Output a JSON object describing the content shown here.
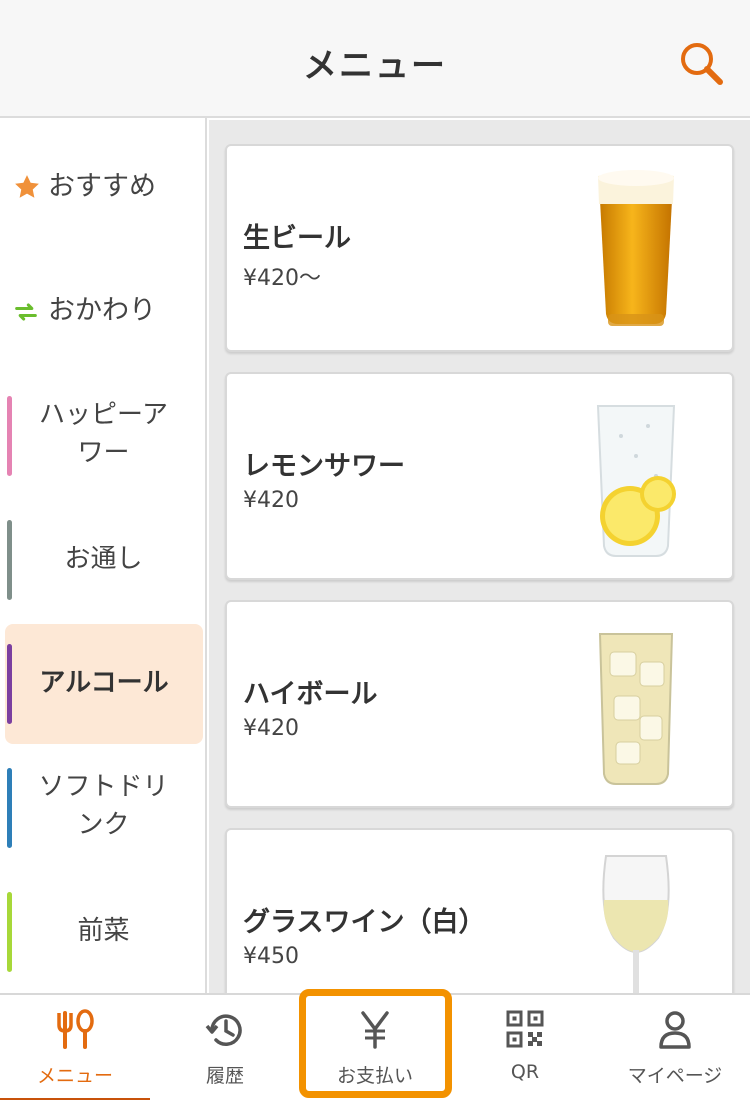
{
  "header": {
    "title": "メニュー"
  },
  "categories": [
    {
      "label": "おすすめ",
      "icon": "star-icon"
    },
    {
      "label": "おかわり",
      "icon": "refill-icon"
    },
    {
      "label": "ハッピーア\nワー",
      "bar_color": "#e583b3"
    },
    {
      "label": "お通し",
      "bar_color": "#7f8f8a"
    },
    {
      "label": "アルコール",
      "bar_color": "#7b3fa0",
      "active": true
    },
    {
      "label": "ソフトドリ\nンク",
      "bar_color": "#2e7fb8"
    },
    {
      "label": "前菜",
      "bar_color": "#a7d839"
    }
  ],
  "items": [
    {
      "name": "生ビール",
      "price": "¥420〜",
      "image": "beer-glass"
    },
    {
      "name": "レモンサワー",
      "price": "¥420",
      "image": "lemon-sour-glass"
    },
    {
      "name": "ハイボール",
      "price": "¥420",
      "image": "highball-glass"
    },
    {
      "name": "グラスワイン（白）",
      "price": "¥450",
      "image": "white-wine-glass"
    }
  ],
  "nav": [
    {
      "label": "メニュー",
      "icon": "cutlery-icon",
      "active": true
    },
    {
      "label": "履歴",
      "icon": "history-icon"
    },
    {
      "label": "お支払い",
      "icon": "yen-icon",
      "highlighted": true
    },
    {
      "label": "QR",
      "icon": "qr-icon"
    },
    {
      "label": "マイページ",
      "icon": "person-icon"
    }
  ],
  "colors": {
    "accent": "#e36b10",
    "highlight": "#f39200",
    "active_bg": "#fde8d6"
  }
}
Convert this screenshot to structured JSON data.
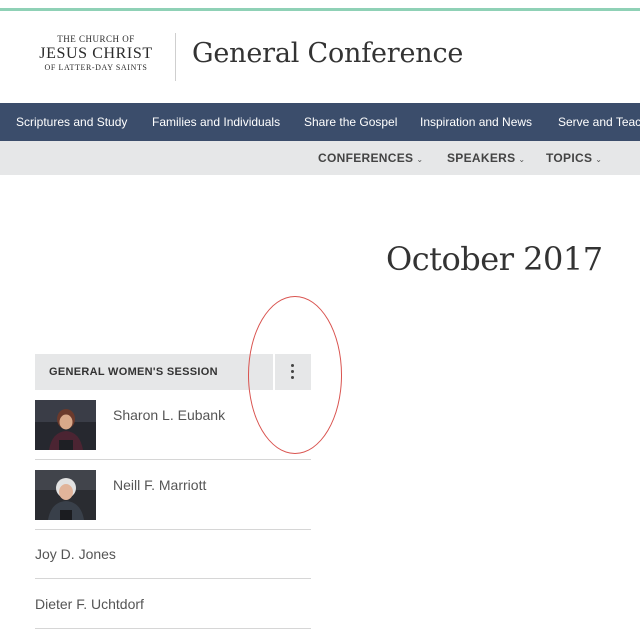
{
  "logo": {
    "line1": "THE CHURCH OF",
    "line2": "JESUS CHRIST",
    "line3": "OF LATTER-DAY SAINTS"
  },
  "site_title": "General Conference",
  "main_nav": [
    "Scriptures and Study",
    "Families and Individuals",
    "Share the Gospel",
    "Inspiration and News",
    "Serve and Teac"
  ],
  "sub_nav": [
    "CONFERENCES",
    "SPEAKERS",
    "TOPICS"
  ],
  "page_heading": "October 2017",
  "session": {
    "title": "GENERAL WOMEN'S SESSION"
  },
  "speakers": [
    "Sharon L. Eubank",
    "Neill F. Marriott",
    "Joy D. Jones",
    "Dieter F. Uchtdorf"
  ],
  "colors": {
    "nav_bg": "#3b4d6b",
    "subnav_bg": "#e6e7e8",
    "accent_line": "#8fd1b6",
    "annotation": "#d9534f"
  }
}
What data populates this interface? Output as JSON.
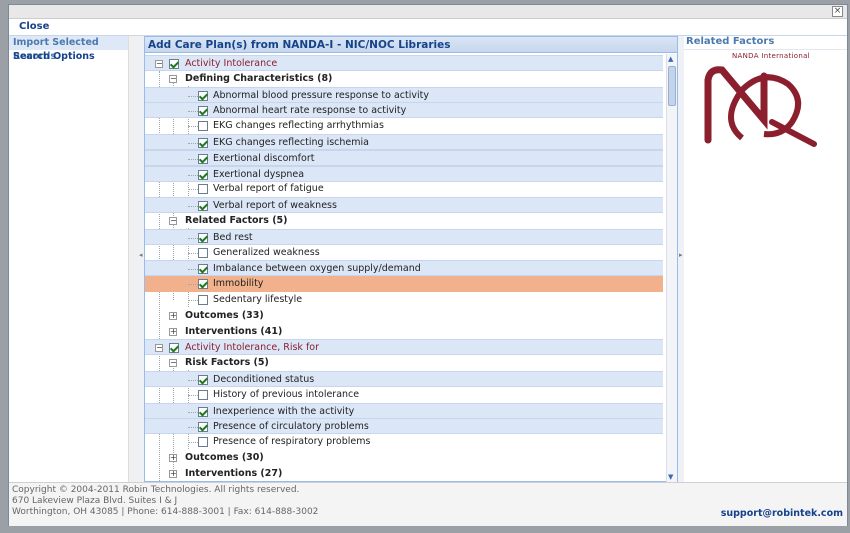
{
  "toolbar": {
    "close_label": "Close"
  },
  "left_panel": {
    "items": [
      {
        "label": "Import Selected Records",
        "active": true
      },
      {
        "label": "Search Options",
        "active": false
      }
    ]
  },
  "center_panel": {
    "title": "Add Care Plan(s) from NANDA-I - NIC/NOC Libraries"
  },
  "right_panel": {
    "title": "Related Factors",
    "logo_text": "NANDA International"
  },
  "tree": [
    {
      "type": "diagnosis",
      "label": "Activity Intolerance",
      "checked": true
    },
    {
      "type": "group",
      "label": "Defining Characteristics (8)",
      "expanded": true
    },
    {
      "type": "leaf",
      "label": "Abnormal blood pressure response to activity",
      "checked": true
    },
    {
      "type": "leaf",
      "label": "Abnormal heart rate response to activity",
      "checked": true
    },
    {
      "type": "leaf",
      "label": "EKG changes reflecting arrhythmias",
      "checked": false
    },
    {
      "type": "leaf",
      "label": "EKG changes reflecting ischemia",
      "checked": true
    },
    {
      "type": "leaf",
      "label": "Exertional discomfort",
      "checked": true
    },
    {
      "type": "leaf",
      "label": "Exertional dyspnea",
      "checked": true
    },
    {
      "type": "leaf",
      "label": "Verbal report of fatigue",
      "checked": false
    },
    {
      "type": "leaf",
      "label": "Verbal report of weakness",
      "checked": true
    },
    {
      "type": "group",
      "label": "Related Factors (5)",
      "expanded": true
    },
    {
      "type": "leaf",
      "label": "Bed rest",
      "checked": true
    },
    {
      "type": "leaf",
      "label": "Generalized weakness",
      "checked": false
    },
    {
      "type": "leaf",
      "label": "Imbalance between oxygen supply/demand",
      "checked": true
    },
    {
      "type": "leaf",
      "label": "Immobility",
      "checked": true,
      "selected": true
    },
    {
      "type": "leaf",
      "label": "Sedentary lifestyle",
      "checked": false
    },
    {
      "type": "group",
      "label": "Outcomes (33)",
      "expanded": false
    },
    {
      "type": "group",
      "label": "Interventions (41)",
      "expanded": false
    },
    {
      "type": "diagnosis",
      "label": "Activity Intolerance, Risk for",
      "checked": true
    },
    {
      "type": "group",
      "label": "Risk Factors (5)",
      "expanded": true
    },
    {
      "type": "leaf",
      "label": "Deconditioned status",
      "checked": true
    },
    {
      "type": "leaf",
      "label": "History of previous intolerance",
      "checked": false
    },
    {
      "type": "leaf",
      "label": "Inexperience with the activity",
      "checked": true
    },
    {
      "type": "leaf",
      "label": "Presence of circulatory problems",
      "checked": true
    },
    {
      "type": "leaf",
      "label": "Presence of respiratory problems",
      "checked": false
    },
    {
      "type": "group",
      "label": "Outcomes (30)",
      "expanded": false
    },
    {
      "type": "group",
      "label": "Interventions (27)",
      "expanded": false
    }
  ],
  "footer": {
    "copyright": "Copyright © 2004-2011 Robin Technologies. All rights reserved.",
    "address": "670 Lakeview Plaza Blvd. Suites I & J",
    "contact": "Worthington, OH 43085 | Phone: 614-888-3001 | Fax: 614-888-3002",
    "support": "support@robintek.com"
  },
  "colors": {
    "accent": "#15428b",
    "diagnosis_text": "#8b1f2d",
    "selected_row": "#f0b18c",
    "highlight_row": "#dbe7f7"
  }
}
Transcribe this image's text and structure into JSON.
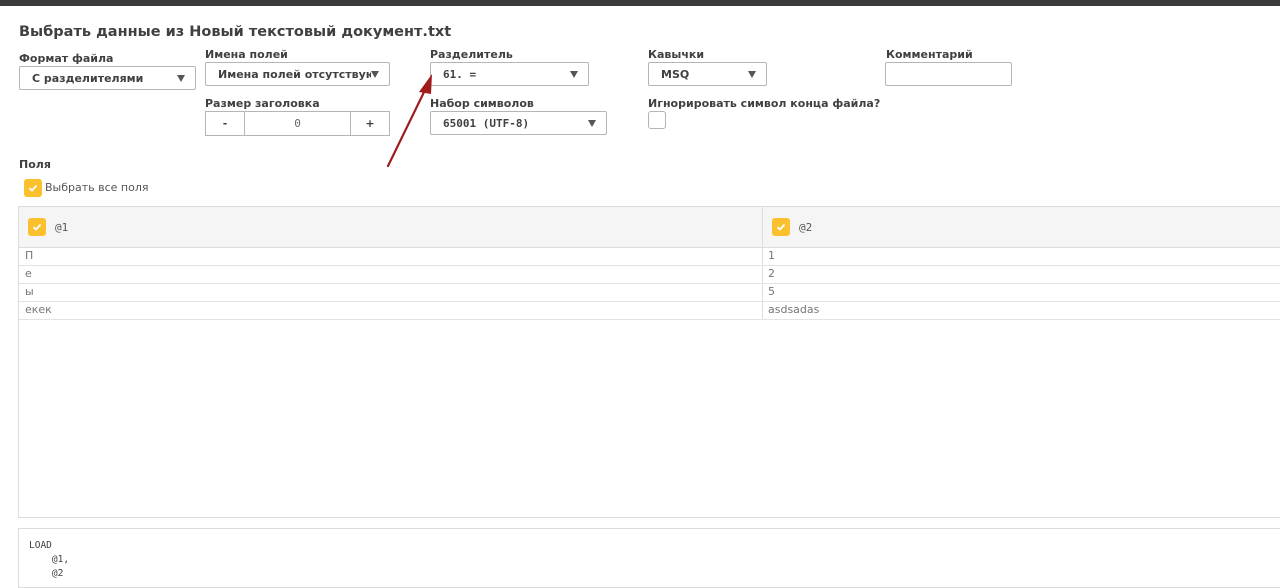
{
  "dialog": {
    "title": "Выбрать данные из Новый текстовый документ.txt"
  },
  "format": {
    "label": "Формат файла",
    "value": "С разделителями"
  },
  "field_names": {
    "label": "Имена полей",
    "value": "Имена полей отсутствуют"
  },
  "header_size": {
    "label": "Размер заголовка",
    "minus": "-",
    "value": "0",
    "plus": "+"
  },
  "delimiter": {
    "label": "Разделитель",
    "value": "61. ="
  },
  "charset": {
    "label": "Набор символов",
    "value": "65001 (UTF-8)"
  },
  "quotes": {
    "label": "Кавычки",
    "value": "MSQ"
  },
  "ignore_eof": {
    "label": "Игнорировать символ конца файла?"
  },
  "comment": {
    "label": "Комментарий",
    "value": ""
  },
  "fields": {
    "label": "Поля",
    "select_all": "Выбрать все поля"
  },
  "table": {
    "columns": [
      "@1",
      "@2"
    ],
    "rows": [
      [
        "П",
        "1"
      ],
      [
        "е",
        "2"
      ],
      [
        "ы",
        "5"
      ],
      [
        "екек",
        "asdsadas"
      ]
    ]
  },
  "script": {
    "lines": [
      "LOAD",
      "    @1,",
      "    @2"
    ]
  },
  "colors": {
    "accent": "#fbc02d",
    "annotation_arrow": "#a01c1c",
    "top_bar": "#3b3b3b"
  },
  "icons": {
    "checkbox": "checkmark-icon",
    "dropdown": "chevron-down-icon"
  }
}
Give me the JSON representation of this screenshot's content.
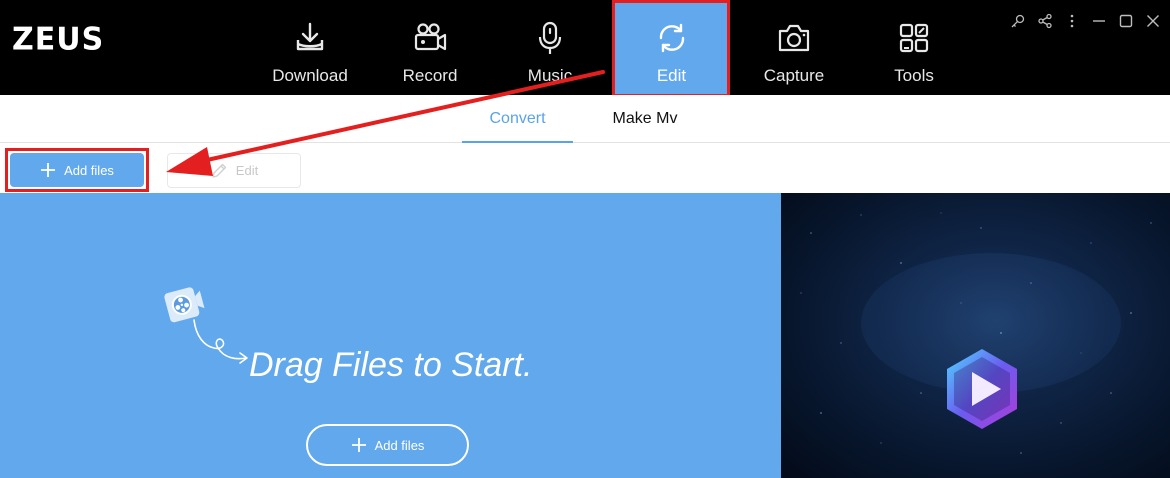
★ ★ ★ ★
Transcribe the material exactly, leaving every picture out.

Output a JSON object describing the content shown here.
{
  "header": {
    "title": "メニュー"
  },
  "categories": [
    {
      "label": "おすすめ",
      "icon": "star-icon"
    },
    {
      "label": "おかわり",
      "icon": "refill-icon"
    },
    {
      "label": "ハッピーア\nワー",
      "bar_color": "#e583b3"
    },
    {
      "label": "お通し",
      "bar_color": "#7f8f8a"
    },
    {
      "label": "アルコール",
      "bar_color": "#7b3fa0",
      "active": true
    },
    {
      "label": "ソフトドリ\nンク",
      "bar_color": "#2e7fb8"
    },
    {
      "label": "前菜",
      "bar_color": "#a7d839"
    }
  ],
  "items": [
    {
      "name": "生ビール",
      "price": "¥420〜",
      "image": "beer-glass"
    },
    {
      "name": "レモンサワー",
      "price": "¥420",
      "image": "lemon-sour-glass"
    },
    {
      "name": "ハイボール",
      "price": "¥420",
      "image": "highball-glass"
    },
    {
      "name": "グラスワイン（白）",
      "price": "¥450",
      "image": "white-wine-glass"
    }
  ],
  "nav": [
    {
      "label": "メニュー",
      "icon": "cutlery-icon",
      "active": true
    },
    {
      "label": "履歴",
      "icon": "history-icon"
    },
    {
      "label": "お支払い",
      "icon": "yen-icon",
      "highlighted": true
    },
    {
      "label": "QR",
      "icon": "qr-icon"
    },
    {
      "label": "マイページ",
      "icon": "person-icon"
    }
  ],
  "colors": {
    "accent": "#e36b10",
    "highlight": "#f39200",
    "active_bg": "#fde8d6"
  }
}
Convert this screenshot to structured JSON data.
{
  "logo": {
    "line1": "THE CHURCH OF",
    "line2": "JESUS CHRIST",
    "line3": "OF LATTER-DAY SAINTS"
  },
  "site_title": "General Conference",
  "main_nav": [
    "Scriptures and Study",
    "Families and Individuals",
    "Share the Gospel",
    "Inspiration and News",
    "Serve and Teac"
  ],
  "sub_nav": [
    "CONFERENCES",
    "SPEAKERS",
    "TOPICS"
  ],
  "page_heading": "October 2017",
  "session": {
    "title": "GENERAL WOMEN'S SESSION"
  },
  "speakers": [
    "Sharon L. Eubank",
    "Neill F. Marriott",
    "Joy D. Jones",
    "Dieter F. Uchtdorf"
  ],
  "colors": {
    "nav_bg": "#3b4d6b",
    "subnav_bg": "#e6e7e8",
    "accent_line": "#8fd1b6",
    "annotation": "#d9534f"
  }
}
What data populates this interface? Output as JSON.
{
  "toolbar": {
    "close_label": "Close"
  },
  "left_panel": {
    "items": [
      {
        "label": "Import Selected Records",
        "active": true
      },
      {
        "label": "Search Options",
        "active": false
      }
    ]
  },
  "center_panel": {
    "title": "Add Care Plan(s) from NANDA-I - NIC/NOC Libraries"
  },
  "right_panel": {
    "title": "Related Factors",
    "logo_text": "NANDA International"
  },
  "tree": [
    {
      "type": "diagnosis",
      "label": "Activity Intolerance",
      "checked": true
    },
    {
      "type": "group",
      "label": "Defining Characteristics (8)",
      "expanded": true
    },
    {
      "type": "leaf",
      "label": "Abnormal blood pressure response to activity",
      "checked": true
    },
    {
      "type": "leaf",
      "label": "Abnormal heart rate response to activity",
      "checked": true
    },
    {
      "type": "leaf",
      "label": "EKG changes reflecting arrhythmias",
      "checked": false
    },
    {
      "type": "leaf",
      "label": "EKG changes reflecting ischemia",
      "checked": true
    },
    {
      "type": "leaf",
      "label": "Exertional discomfort",
      "checked": true
    },
    {
      "type": "leaf",
      "label": "Exertional dyspnea",
      "checked": true
    },
    {
      "type": "leaf",
      "label": "Verbal report of fatigue",
      "checked": false
    },
    {
      "type": "leaf",
      "label": "Verbal report of weakness",
      "checked": true
    },
    {
      "type": "group",
      "label": "Related Factors (5)",
      "expanded": true
    },
    {
      "type": "leaf",
      "label": "Bed rest",
      "checked": true
    },
    {
      "type": "leaf",
      "label": "Generalized weakness",
      "checked": false
    },
    {
      "type": "leaf",
      "label": "Imbalance between oxygen supply/demand",
      "checked": true
    },
    {
      "type": "leaf",
      "label": "Immobility",
      "checked": true,
      "selected": true
    },
    {
      "type": "leaf",
      "label": "Sedentary lifestyle",
      "checked": false
    },
    {
      "type": "group",
      "label": "Outcomes (33)",
      "expanded": false
    },
    {
      "type": "group",
      "label": "Interventions (41)",
      "expanded": false
    },
    {
      "type": "diagnosis",
      "label": "Activity Intolerance, Risk for",
      "checked": true
    },
    {
      "type": "group",
      "label": "Risk Factors (5)",
      "expanded": true
    },
    {
      "type": "leaf",
      "label": "Deconditioned status",
      "checked": true
    },
    {
      "type": "leaf",
      "label": "History of previous intolerance",
      "checked": false
    },
    {
      "type": "leaf",
      "label": "Inexperience with the activity",
      "checked": true
    },
    {
      "type": "leaf",
      "label": "Presence of circulatory problems",
      "checked": true
    },
    {
      "type": "leaf",
      "label": "Presence of respiratory problems",
      "checked": false
    },
    {
      "type": "group",
      "label": "Outcomes (30)",
      "expanded": false
    },
    {
      "type": "group",
      "label": "Interventions (27)",
      "expanded": false
    }
  ],
  "footer": {
    "copyright": "Copyright © 2004-2011 Robin Technologies. All rights reserved.",
    "address": "670 Lakeview Plaza Blvd. Suites I & J",
    "contact": "Worthington, OH 43085 | Phone: 614-888-3001 | Fax: 614-888-3002",
    "support": "support@robintek.com"
  },
  "colors": {
    "accent": "#15428b",
    "diagnosis_text": "#8b1f2d",
    "selected_row": "#f0b18c",
    "highlight_row": "#dbe7f7"
  }
}
Transcribe this image's text and structure into JSON.
{
  "dialog": {
    "title": "Выбрать данные из Новый текстовый документ.txt"
  },
  "format": {
    "label": "Формат файла",
    "value": "С разделителями"
  },
  "field_names": {
    "label": "Имена полей",
    "value": "Имена полей отсутствуют"
  },
  "header_size": {
    "label": "Размер заголовка",
    "minus": "-",
    "value": "0",
    "plus": "+"
  },
  "delimiter": {
    "label": "Разделитель",
    "value": "61. ="
  },
  "charset": {
    "label": "Набор символов",
    "value": "65001 (UTF-8)"
  },
  "quotes": {
    "label": "Кавычки",
    "value": "MSQ"
  },
  "ignore_eof": {
    "label": "Игнорировать символ конца файла?"
  },
  "comment": {
    "label": "Комментарий",
    "value": ""
  },
  "fields": {
    "label": "Поля",
    "select_all": "Выбрать все поля"
  },
  "table": {
    "columns": [
      "@1",
      "@2"
    ],
    "rows": [
      [
        "П",
        "1"
      ],
      [
        "е",
        "2"
      ],
      [
        "ы",
        "5"
      ],
      [
        "екек",
        "asdsadas"
      ]
    ]
  },
  "script": {
    "lines": [
      "LOAD",
      "    @1,",
      "    @2"
    ]
  },
  "colors": {
    "accent": "#fbc02d",
    "annotation_arrow": "#a01c1c",
    "top_bar": "#3b3b3b"
  },
  "icons": {
    "checkbox": "checkmark-icon",
    "dropdown": "chevron-down-icon"
  }
}
Give me the JSON representation of this screenshot's content.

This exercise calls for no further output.